*Written task*: Each entry below is to be transcribed exactly.
* BEGIN Data entries *
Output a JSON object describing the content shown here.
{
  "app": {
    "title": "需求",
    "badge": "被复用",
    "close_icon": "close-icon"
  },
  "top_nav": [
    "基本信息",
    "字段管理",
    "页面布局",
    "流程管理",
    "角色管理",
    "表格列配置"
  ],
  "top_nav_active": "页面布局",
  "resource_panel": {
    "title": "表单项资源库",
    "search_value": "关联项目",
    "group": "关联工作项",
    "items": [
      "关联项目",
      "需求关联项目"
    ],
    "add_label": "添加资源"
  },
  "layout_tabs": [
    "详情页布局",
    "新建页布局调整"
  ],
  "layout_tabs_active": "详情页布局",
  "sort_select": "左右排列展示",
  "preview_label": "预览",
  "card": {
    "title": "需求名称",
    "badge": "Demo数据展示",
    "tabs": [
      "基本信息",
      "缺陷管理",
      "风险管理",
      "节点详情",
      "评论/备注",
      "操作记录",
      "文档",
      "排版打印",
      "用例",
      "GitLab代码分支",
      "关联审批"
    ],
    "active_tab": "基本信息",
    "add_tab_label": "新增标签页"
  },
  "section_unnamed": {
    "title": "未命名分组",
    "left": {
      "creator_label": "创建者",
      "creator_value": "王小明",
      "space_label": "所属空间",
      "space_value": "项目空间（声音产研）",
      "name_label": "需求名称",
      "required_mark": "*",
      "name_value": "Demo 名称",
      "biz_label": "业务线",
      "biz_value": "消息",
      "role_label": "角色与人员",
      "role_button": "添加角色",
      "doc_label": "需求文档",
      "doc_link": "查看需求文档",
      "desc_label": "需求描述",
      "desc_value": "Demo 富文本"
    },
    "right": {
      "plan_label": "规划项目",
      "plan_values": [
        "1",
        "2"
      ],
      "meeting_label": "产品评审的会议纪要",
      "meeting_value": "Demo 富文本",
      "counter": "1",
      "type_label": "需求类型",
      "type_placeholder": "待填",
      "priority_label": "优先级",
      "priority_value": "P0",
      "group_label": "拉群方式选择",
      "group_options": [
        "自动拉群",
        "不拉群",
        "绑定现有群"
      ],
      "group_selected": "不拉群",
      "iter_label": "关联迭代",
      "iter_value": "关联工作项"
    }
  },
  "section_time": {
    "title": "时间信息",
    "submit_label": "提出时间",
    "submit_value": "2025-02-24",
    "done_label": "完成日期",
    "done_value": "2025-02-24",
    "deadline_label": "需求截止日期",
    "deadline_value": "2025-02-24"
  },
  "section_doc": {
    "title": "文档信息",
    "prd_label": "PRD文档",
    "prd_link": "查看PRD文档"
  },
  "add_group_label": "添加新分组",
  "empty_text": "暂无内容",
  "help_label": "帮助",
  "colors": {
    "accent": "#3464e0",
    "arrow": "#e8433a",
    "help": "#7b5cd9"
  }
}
* END Data entries *
*Output below*:
Output a JSON object describing the content shown here.
{
  "app": {
    "title": "需求",
    "badge": "被复用",
    "close_icon": "close-icon"
  },
  "top_nav": [
    "基本信息",
    "字段管理",
    "页面布局",
    "流程管理",
    "角色管理",
    "表格列配置"
  ],
  "top_nav_active": "页面布局",
  "resource_panel": {
    "title": "表单项资源库",
    "search_value": "关联项目",
    "group": "关联工作项",
    "items": [
      "关联项目",
      "需求关联项目"
    ],
    "add_label": "添加资源"
  },
  "layout_tabs": [
    "详情页布局",
    "新建页布局调整"
  ],
  "layout_tabs_active": "详情页布局",
  "sort_select": "左右排列展示",
  "preview_label": "预览",
  "card": {
    "title": "需求名称",
    "badge": "Demo数据展示",
    "tabs": [
      "基本信息",
      "缺陷管理",
      "风险管理",
      "节点详情",
      "评论/备注",
      "操作记录",
      "文档",
      "排版打印",
      "用例",
      "GitLab代码分支",
      "关联审批"
    ],
    "active_tab": "基本信息",
    "add_tab_label": "新增标签页"
  },
  "section_unnamed": {
    "title": "未命名分组",
    "left": {
      "creator_label": "创建者",
      "creator_value": "王小明",
      "space_label": "所属空间",
      "space_value": "项目空间（声音产研）",
      "name_label": "需求名称",
      "required_mark": "*",
      "name_value": "Demo 名称",
      "biz_label": "业务线",
      "biz_value": "消息",
      "role_label": "角色与人员",
      "role_button": "添加角色",
      "doc_label": "需求文档",
      "doc_link": "查看需求文档",
      "desc_label": "需求描述",
      "desc_value": "Demo 富文本"
    },
    "right": {
      "plan_label": "规划项目",
      "plan_values": [
        "1",
        "2"
      ],
      "meeting_label": "产品评审的会议纪要",
      "meeting_value": "Demo 富文本",
      "counter": "1",
      "type_label": "需求类型",
      "type_placeholder": "待填",
      "priority_label": "优先级",
      "priority_value": "P0",
      "group_label": "拉群方式选择",
      "group_options": [
        "自动拉群",
        "不拉群",
        "绑定现有群"
      ],
      "group_selected": "不拉群",
      "iter_label": "关联迭代",
      "iter_value": "关联工作项"
    }
  },
  "section_time": {
    "title": "时间信息",
    "submit_label": "提出时间",
    "submit_value": "2025-02-24",
    "done_label": "完成日期",
    "done_value": "2025-02-24",
    "deadline_label": "需求截止日期",
    "deadline_value": "2025-02-24"
  },
  "section_doc": {
    "title": "文档信息",
    "prd_label": "PRD文档",
    "prd_link": "查看PRD文档"
  },
  "add_group_label": "添加新分组",
  "empty_text": "暂无内容",
  "help_label": "帮助",
  "colors": {
    "accent": "#3464e0",
    "arrow": "#e8433a",
    "help": "#7b5cd9"
  }
}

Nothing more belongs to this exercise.